++++ Given data

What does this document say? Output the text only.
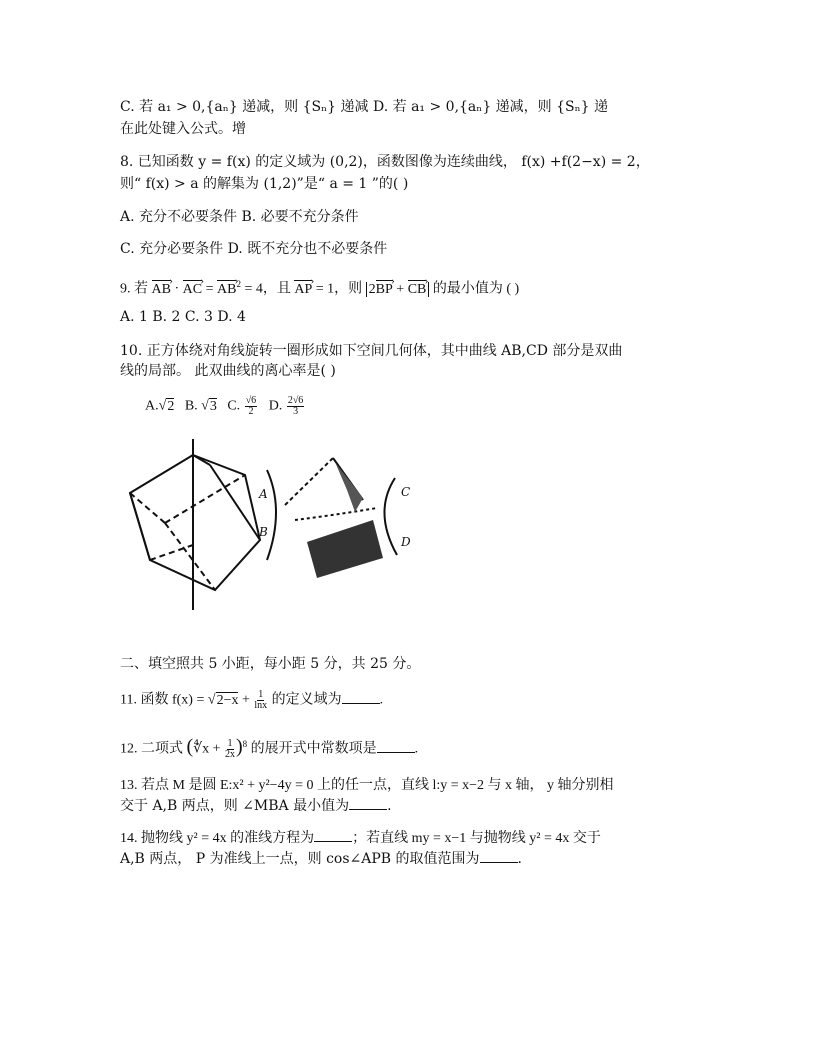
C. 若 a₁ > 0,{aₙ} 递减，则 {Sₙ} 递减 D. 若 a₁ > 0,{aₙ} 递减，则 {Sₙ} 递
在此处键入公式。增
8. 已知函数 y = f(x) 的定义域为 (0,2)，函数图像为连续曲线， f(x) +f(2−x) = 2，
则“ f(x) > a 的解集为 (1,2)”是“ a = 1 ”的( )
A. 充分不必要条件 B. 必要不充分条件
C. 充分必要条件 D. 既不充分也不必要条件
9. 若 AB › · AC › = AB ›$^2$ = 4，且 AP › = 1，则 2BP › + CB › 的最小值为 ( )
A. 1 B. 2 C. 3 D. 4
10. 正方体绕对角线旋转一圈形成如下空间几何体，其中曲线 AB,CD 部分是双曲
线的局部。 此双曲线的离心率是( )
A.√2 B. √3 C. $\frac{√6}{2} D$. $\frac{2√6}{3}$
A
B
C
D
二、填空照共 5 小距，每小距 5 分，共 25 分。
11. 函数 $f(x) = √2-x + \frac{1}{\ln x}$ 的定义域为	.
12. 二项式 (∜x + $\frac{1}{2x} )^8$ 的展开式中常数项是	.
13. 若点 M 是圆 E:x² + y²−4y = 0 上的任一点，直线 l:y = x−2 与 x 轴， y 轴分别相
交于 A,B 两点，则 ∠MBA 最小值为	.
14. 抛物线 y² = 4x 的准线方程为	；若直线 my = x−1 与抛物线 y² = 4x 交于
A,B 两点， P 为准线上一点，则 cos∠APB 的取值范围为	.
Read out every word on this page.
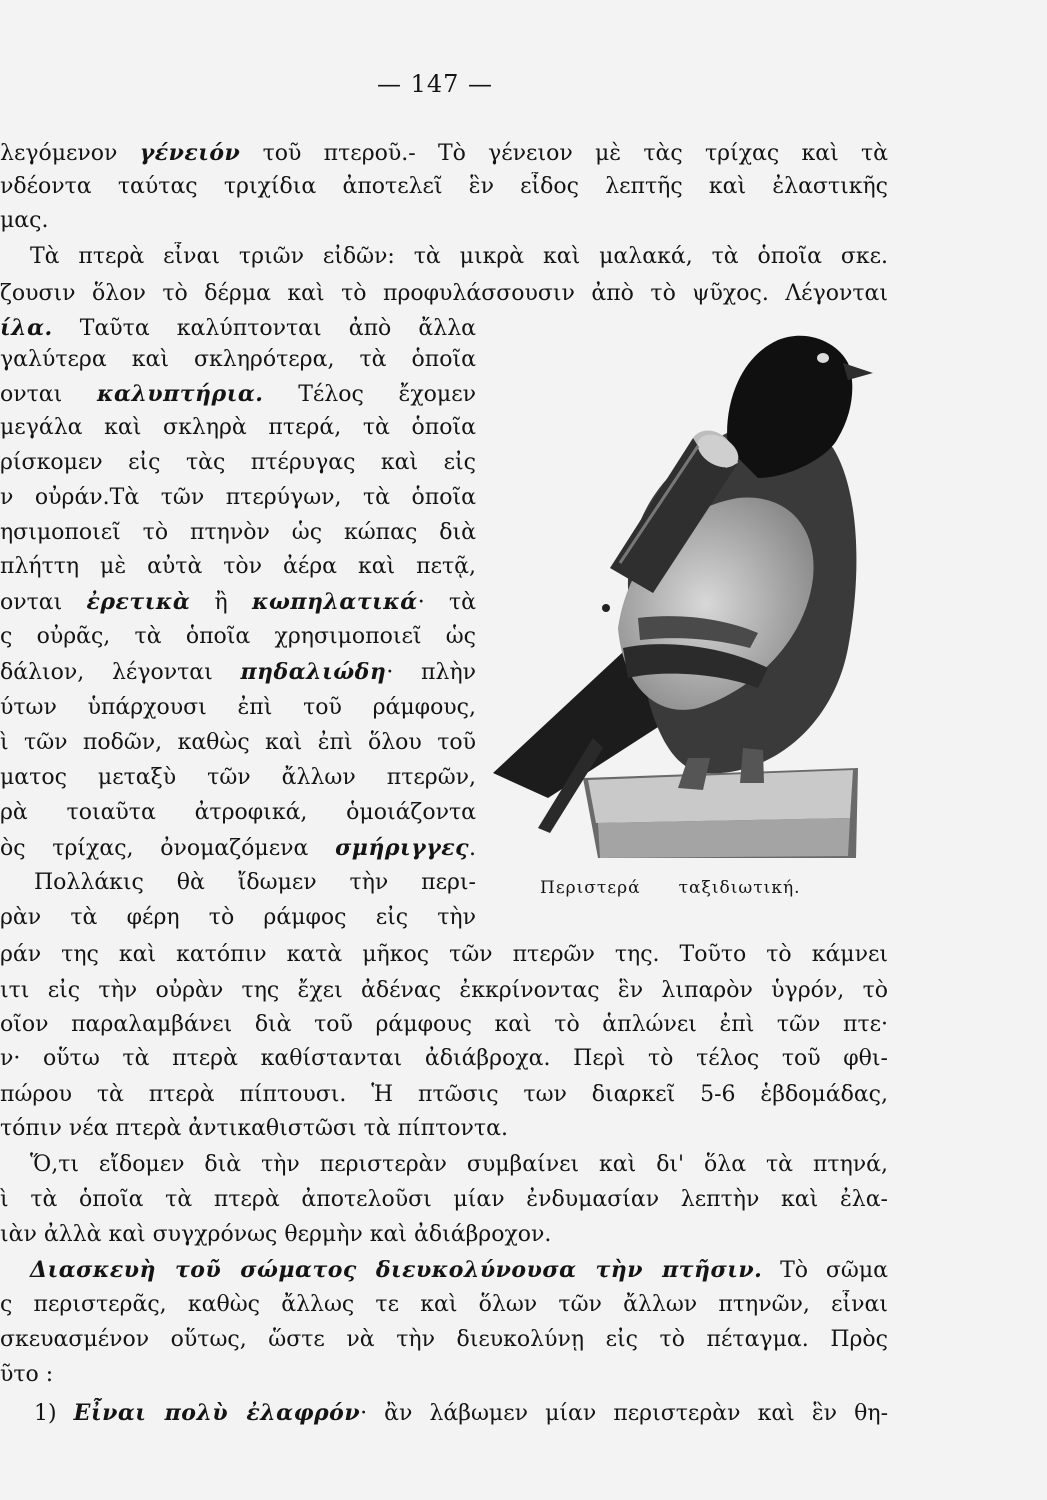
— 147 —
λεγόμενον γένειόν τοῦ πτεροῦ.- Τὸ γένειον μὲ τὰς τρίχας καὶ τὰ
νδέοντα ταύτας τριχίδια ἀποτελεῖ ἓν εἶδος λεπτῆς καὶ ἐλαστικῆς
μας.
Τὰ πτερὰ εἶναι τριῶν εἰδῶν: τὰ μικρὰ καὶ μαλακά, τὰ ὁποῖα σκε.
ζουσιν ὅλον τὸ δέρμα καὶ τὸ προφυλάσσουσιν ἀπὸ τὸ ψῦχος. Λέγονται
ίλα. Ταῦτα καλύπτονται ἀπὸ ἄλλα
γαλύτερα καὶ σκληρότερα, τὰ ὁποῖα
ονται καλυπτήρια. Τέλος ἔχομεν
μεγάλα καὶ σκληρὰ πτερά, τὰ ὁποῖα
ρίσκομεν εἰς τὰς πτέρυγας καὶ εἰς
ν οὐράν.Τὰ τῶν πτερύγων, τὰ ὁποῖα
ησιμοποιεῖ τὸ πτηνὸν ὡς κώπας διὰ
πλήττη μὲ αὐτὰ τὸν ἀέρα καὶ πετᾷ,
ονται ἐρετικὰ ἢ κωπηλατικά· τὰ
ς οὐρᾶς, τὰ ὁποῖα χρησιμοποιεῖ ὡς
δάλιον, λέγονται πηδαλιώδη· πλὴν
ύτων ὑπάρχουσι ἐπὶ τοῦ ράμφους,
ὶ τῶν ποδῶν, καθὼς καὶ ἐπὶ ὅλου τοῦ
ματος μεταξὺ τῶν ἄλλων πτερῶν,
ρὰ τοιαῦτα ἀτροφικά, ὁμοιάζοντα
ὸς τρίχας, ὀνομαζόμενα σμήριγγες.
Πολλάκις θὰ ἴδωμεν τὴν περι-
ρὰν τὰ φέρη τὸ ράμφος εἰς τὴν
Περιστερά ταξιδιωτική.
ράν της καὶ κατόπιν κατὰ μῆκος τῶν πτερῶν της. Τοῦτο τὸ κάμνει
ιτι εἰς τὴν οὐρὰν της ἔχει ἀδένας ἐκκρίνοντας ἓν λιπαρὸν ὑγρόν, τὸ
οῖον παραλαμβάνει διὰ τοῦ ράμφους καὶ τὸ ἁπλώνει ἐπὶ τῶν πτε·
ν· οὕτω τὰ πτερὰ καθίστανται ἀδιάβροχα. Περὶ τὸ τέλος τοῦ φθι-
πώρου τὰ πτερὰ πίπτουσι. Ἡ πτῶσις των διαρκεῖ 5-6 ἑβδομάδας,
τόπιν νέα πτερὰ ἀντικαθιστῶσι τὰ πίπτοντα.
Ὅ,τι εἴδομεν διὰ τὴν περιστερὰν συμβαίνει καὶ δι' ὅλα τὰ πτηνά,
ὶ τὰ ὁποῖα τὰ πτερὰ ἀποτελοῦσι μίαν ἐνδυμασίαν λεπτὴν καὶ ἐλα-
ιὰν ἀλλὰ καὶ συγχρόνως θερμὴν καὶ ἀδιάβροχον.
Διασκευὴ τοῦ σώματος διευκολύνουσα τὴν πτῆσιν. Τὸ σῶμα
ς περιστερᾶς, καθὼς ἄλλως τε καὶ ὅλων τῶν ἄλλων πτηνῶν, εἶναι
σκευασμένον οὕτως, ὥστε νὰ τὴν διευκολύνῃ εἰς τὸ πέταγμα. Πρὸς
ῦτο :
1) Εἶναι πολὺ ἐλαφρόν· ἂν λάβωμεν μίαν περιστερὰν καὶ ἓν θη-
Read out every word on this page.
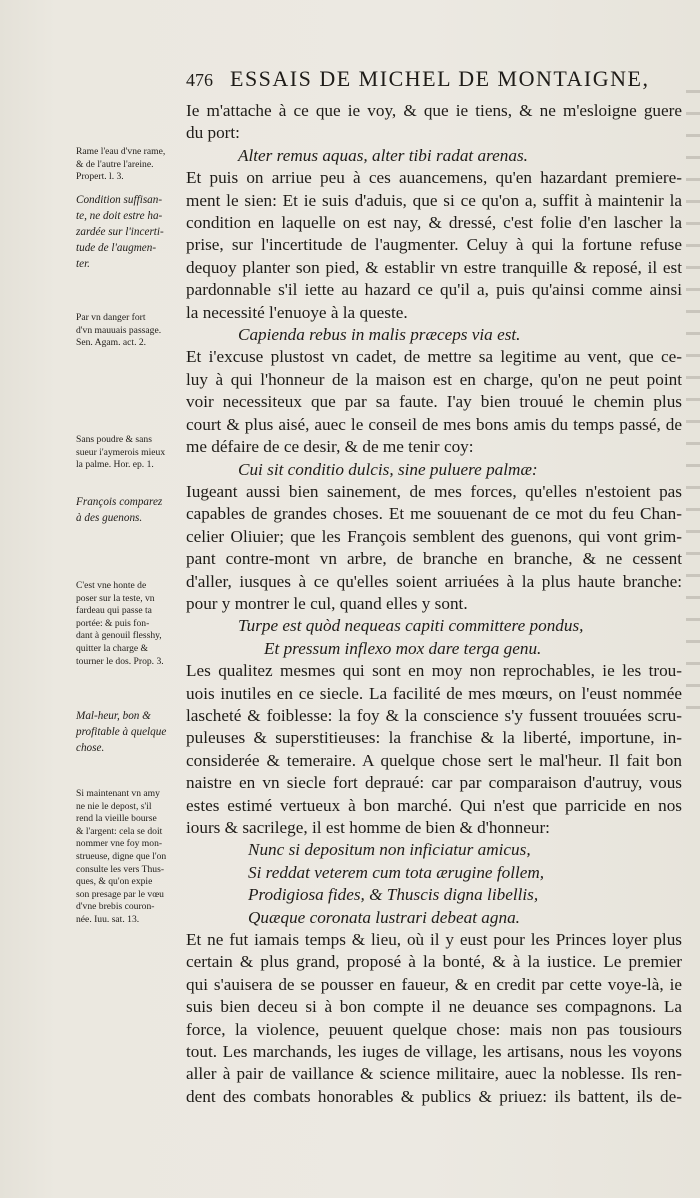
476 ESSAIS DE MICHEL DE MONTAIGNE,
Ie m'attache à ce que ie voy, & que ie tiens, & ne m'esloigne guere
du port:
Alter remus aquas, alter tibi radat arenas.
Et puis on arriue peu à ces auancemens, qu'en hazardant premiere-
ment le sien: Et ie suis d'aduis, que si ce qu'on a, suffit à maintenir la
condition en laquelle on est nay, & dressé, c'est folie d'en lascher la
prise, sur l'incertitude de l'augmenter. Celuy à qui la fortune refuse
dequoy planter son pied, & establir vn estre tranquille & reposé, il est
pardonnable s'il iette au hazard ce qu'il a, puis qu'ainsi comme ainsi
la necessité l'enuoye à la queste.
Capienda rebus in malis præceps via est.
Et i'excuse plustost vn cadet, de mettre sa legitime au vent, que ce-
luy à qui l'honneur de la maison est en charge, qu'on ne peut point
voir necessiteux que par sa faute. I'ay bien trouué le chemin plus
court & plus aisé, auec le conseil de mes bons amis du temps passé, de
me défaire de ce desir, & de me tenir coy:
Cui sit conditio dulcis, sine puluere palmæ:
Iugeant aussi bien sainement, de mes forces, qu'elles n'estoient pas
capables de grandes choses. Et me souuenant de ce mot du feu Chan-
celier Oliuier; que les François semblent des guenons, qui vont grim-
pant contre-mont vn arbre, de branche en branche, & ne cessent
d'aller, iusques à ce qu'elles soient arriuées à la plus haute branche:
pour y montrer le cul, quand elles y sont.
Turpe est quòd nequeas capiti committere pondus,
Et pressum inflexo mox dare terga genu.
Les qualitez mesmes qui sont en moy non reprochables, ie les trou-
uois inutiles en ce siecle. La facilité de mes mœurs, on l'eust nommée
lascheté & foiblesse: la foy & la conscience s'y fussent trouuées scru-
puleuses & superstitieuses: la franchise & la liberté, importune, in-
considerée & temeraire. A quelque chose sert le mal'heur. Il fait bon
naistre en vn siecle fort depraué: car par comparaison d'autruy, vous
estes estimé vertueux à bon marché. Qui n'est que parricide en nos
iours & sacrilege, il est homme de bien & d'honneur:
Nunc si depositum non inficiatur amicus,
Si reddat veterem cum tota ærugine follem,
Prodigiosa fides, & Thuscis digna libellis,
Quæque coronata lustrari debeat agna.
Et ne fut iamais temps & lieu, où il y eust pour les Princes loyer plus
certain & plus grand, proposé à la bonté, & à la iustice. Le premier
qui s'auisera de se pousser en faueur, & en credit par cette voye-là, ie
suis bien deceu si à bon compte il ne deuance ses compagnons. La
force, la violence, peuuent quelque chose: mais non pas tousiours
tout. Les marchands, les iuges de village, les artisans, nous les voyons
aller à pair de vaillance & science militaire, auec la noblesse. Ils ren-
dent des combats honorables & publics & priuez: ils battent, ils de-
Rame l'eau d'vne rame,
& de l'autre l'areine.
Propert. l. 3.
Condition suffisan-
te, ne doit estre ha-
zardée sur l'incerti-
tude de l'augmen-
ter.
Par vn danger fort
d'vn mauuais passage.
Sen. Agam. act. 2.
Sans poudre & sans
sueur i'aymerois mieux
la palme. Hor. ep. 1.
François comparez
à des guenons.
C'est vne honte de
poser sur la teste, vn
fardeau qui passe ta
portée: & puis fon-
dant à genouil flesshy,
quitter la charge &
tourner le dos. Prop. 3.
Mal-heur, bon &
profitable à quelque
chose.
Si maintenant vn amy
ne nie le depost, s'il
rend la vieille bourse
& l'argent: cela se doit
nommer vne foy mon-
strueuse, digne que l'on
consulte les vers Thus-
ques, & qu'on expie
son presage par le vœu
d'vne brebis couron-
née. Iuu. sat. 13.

++++++++

Challenge
Only a number is wanted: how many lines of the material include the word "suis".

Task output
2